[EXERCISE TASK]: Transcribe all the entries word for word, omitting any pictures they contain.

*** DATA ***

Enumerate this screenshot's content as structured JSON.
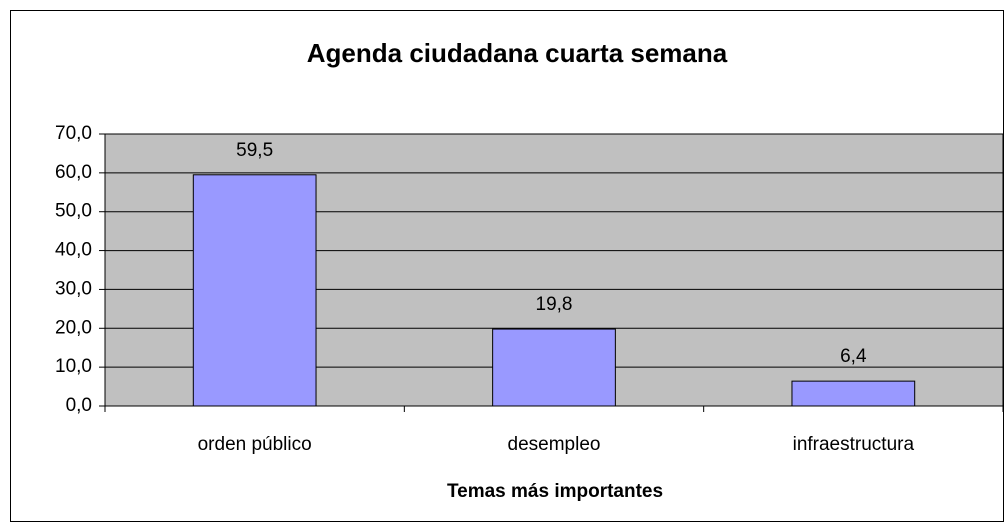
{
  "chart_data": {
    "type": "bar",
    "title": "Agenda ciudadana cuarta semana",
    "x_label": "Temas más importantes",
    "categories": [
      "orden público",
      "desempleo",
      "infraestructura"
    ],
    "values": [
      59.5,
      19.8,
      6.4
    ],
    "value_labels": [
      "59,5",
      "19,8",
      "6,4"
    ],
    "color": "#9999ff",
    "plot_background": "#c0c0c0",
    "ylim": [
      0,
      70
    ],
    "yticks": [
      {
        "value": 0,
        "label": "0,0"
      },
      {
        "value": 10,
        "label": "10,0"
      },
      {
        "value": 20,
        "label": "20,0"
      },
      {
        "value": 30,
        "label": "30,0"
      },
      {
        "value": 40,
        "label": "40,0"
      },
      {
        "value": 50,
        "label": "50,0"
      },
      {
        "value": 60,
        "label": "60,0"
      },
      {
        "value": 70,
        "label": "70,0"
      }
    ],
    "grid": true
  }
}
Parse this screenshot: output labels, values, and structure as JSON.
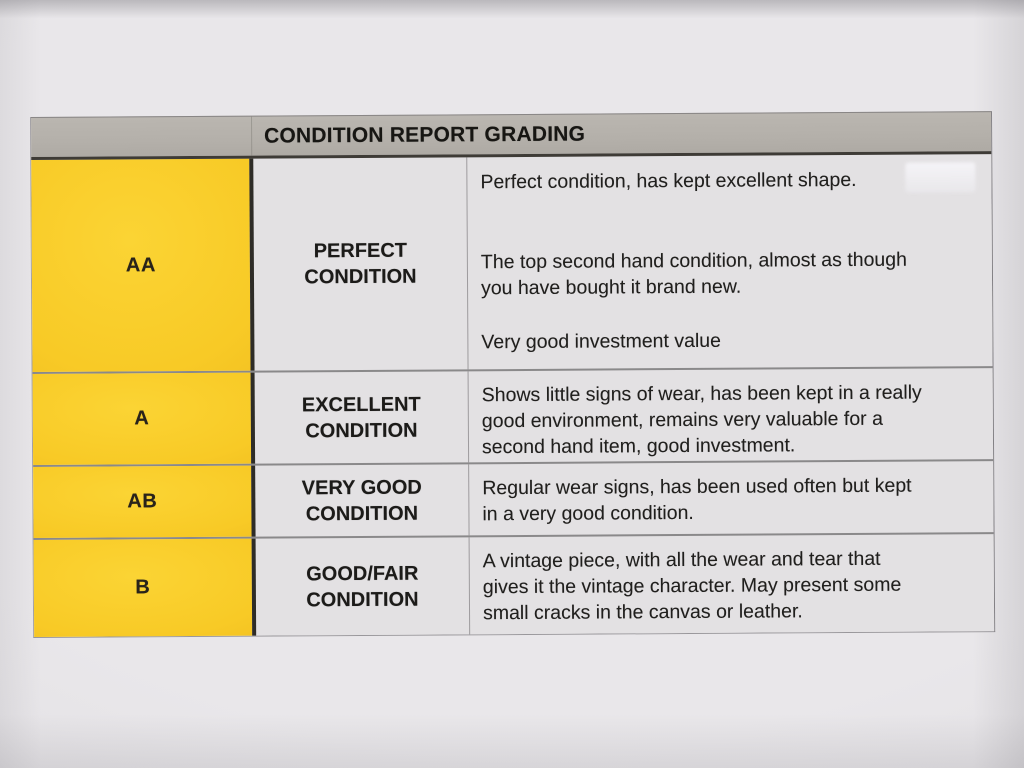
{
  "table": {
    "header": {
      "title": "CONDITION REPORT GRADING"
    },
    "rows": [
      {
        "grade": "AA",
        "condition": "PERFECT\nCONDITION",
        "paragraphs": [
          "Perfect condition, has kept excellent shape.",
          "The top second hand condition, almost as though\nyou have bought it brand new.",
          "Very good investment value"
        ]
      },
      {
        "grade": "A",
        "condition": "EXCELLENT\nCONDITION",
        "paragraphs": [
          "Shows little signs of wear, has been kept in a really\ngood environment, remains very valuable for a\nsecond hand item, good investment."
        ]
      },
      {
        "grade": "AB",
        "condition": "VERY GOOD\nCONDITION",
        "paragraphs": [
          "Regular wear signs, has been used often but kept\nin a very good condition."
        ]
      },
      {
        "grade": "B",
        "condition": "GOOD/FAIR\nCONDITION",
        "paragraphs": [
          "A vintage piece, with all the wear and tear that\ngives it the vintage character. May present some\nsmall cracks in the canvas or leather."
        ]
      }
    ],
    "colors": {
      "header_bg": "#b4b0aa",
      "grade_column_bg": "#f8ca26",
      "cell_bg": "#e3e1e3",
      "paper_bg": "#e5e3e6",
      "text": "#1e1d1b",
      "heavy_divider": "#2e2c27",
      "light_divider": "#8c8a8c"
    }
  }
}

***

[FINISHED ANSWER]:
Enumerate this screenshot's content as structured JSON.
{
  "chart_data": {
    "type": "bar",
    "title": "Agenda ciudadana cuarta semana",
    "x_label": "Temas más importantes",
    "categories": [
      "orden público",
      "desempleo",
      "infraestructura"
    ],
    "values": [
      59.5,
      19.8,
      6.4
    ],
    "value_labels": [
      "59,5",
      "19,8",
      "6,4"
    ],
    "color": "#9999ff",
    "plot_background": "#c0c0c0",
    "ylim": [
      0,
      70
    ],
    "yticks": [
      {
        "value": 0,
        "label": "0,0"
      },
      {
        "value": 10,
        "label": "10,0"
      },
      {
        "value": 20,
        "label": "20,0"
      },
      {
        "value": 30,
        "label": "30,0"
      },
      {
        "value": 40,
        "label": "40,0"
      },
      {
        "value": 50,
        "label": "50,0"
      },
      {
        "value": 60,
        "label": "60,0"
      },
      {
        "value": 70,
        "label": "70,0"
      }
    ],
    "grid": true
  }
}
Parse this screenshot: output labels, values, and structure as JSON.
{
  "table": {
    "header": {
      "title": "CONDITION REPORT GRADING"
    },
    "rows": [
      {
        "grade": "AA",
        "condition": "PERFECT\nCONDITION",
        "paragraphs": [
          "Perfect condition, has kept excellent shape.",
          "The top second hand condition, almost as though\nyou have bought it brand new.",
          "Very good investment value"
        ]
      },
      {
        "grade": "A",
        "condition": "EXCELLENT\nCONDITION",
        "paragraphs": [
          "Shows little signs of wear, has been kept in a really\ngood environment, remains very valuable for a\nsecond hand item, good investment."
        ]
      },
      {
        "grade": "AB",
        "condition": "VERY GOOD\nCONDITION",
        "paragraphs": [
          "Regular wear signs, has been used often but kept\nin a very good condition."
        ]
      },
      {
        "grade": "B",
        "condition": "GOOD/FAIR\nCONDITION",
        "paragraphs": [
          "A vintage piece, with all the wear and tear that\ngives it the vintage character. May present some\nsmall cracks in the canvas or leather."
        ]
      }
    ],
    "colors": {
      "header_bg": "#b4b0aa",
      "grade_column_bg": "#f8ca26",
      "cell_bg": "#e3e1e3",
      "paper_bg": "#e5e3e6",
      "text": "#1e1d1b",
      "heavy_divider": "#2e2c27",
      "light_divider": "#8c8a8c"
    }
  }
}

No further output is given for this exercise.